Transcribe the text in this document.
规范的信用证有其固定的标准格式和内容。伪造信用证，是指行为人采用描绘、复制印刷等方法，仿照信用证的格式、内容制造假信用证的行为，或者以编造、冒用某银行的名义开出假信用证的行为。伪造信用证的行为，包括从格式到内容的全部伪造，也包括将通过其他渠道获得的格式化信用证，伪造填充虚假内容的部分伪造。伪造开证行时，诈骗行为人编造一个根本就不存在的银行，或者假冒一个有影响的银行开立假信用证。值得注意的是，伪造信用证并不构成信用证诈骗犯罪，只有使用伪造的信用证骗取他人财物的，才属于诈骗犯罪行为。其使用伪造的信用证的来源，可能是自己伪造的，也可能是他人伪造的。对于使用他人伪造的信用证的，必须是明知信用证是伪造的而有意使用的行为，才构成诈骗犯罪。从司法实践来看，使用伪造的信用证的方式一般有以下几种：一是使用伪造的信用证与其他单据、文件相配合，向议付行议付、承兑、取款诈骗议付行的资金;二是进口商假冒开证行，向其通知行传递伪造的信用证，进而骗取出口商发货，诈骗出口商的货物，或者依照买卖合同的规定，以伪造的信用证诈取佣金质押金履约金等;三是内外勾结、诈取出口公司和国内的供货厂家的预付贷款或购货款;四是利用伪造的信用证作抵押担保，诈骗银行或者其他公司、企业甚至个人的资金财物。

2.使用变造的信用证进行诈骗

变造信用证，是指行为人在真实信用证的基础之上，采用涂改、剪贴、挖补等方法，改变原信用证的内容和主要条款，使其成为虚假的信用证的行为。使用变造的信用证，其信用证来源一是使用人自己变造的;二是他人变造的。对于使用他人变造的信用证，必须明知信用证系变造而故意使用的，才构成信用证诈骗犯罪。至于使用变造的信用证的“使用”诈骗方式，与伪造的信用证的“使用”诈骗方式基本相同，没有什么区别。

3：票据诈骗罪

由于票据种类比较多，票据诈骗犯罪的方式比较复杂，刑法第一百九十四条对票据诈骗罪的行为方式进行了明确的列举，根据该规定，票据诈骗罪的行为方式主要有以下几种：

Work to complete -> Repeat the entries above exactly, leaving nothing out.

Problem solution ->
Transcribe the text in this document.
规范的信用证有其固定的标准格式和内容。伪造信用证，是指行为人采用描绘、复制印刷等方法，仿照信用证的格式、内容制造假信用证的行为，或者以编造、冒用某银行的名义开出假信用证的行为。伪造信用证的行为，包括从格式到内容的全部伪造，也包括将通过其他渠道获得的格式化信用证，伪造填充虚假内容的部分伪造。伪造开证行时，诈骗行为人编造一个根本就不存在的银行，或者假冒一个有影响的银行开立假信用证。值得注意的是，伪造信用证并不构成信用证诈骗犯罪，只有使用伪造的信用证骗取他人财物的，才属于诈骗犯罪行为。其使用伪造的信用证的来源，可能是自己伪造的，也可能是他人伪造的。对于使用他人伪造的信用证的，必须是明知信用证是伪造的而有意使用的行为，才构成诈骗犯罪。从司法实践来看，使用伪造的信用证的方式一般有以下几种：一是使用伪造的信用证与其他单据、文件相配合，向议付行议付、承兑、取款诈骗议付行的资金;二是进口商假冒开证行，向其通知行传递伪造的信用证，进而骗取出口商发货，诈骗出口商的货物，或者依照买卖合同的规定，以伪造的信用证诈取佣金质押金履约金等;三是内外勾结、诈取出口公司和国内的供货厂家的预付贷款或购货款;四是利用伪造的信用证作抵押担保，诈骗银行或者其他公司、企业甚至个人的资金财物。

2.使用变造的信用证进行诈骗

变造信用证，是指行为人在真实信用证的基础之上，采用涂改、剪贴、挖补等方法，改变原信用证的内容和主要条款，使其成为虚假的信用证的行为。使用变造的信用证，其信用证来源一是使用人自己变造的;二是他人变造的。对于使用他人变造的信用证，必须明知信用证系变造而故意使用的，才构成信用证诈骗犯罪。至于使用变造的信用证的“使用”诈骗方式，与伪造的信用证的“使用”诈骗方式基本相同，没有什么区别。

3：票据诈骗罪

由于票据种类比较多，票据诈骗犯罪的方式比较复杂，刑法第一百九十四条对票据诈骗罪的行为方式进行了明确的列举，根据该规定，票据诈骗罪的行为方式主要有以下几种：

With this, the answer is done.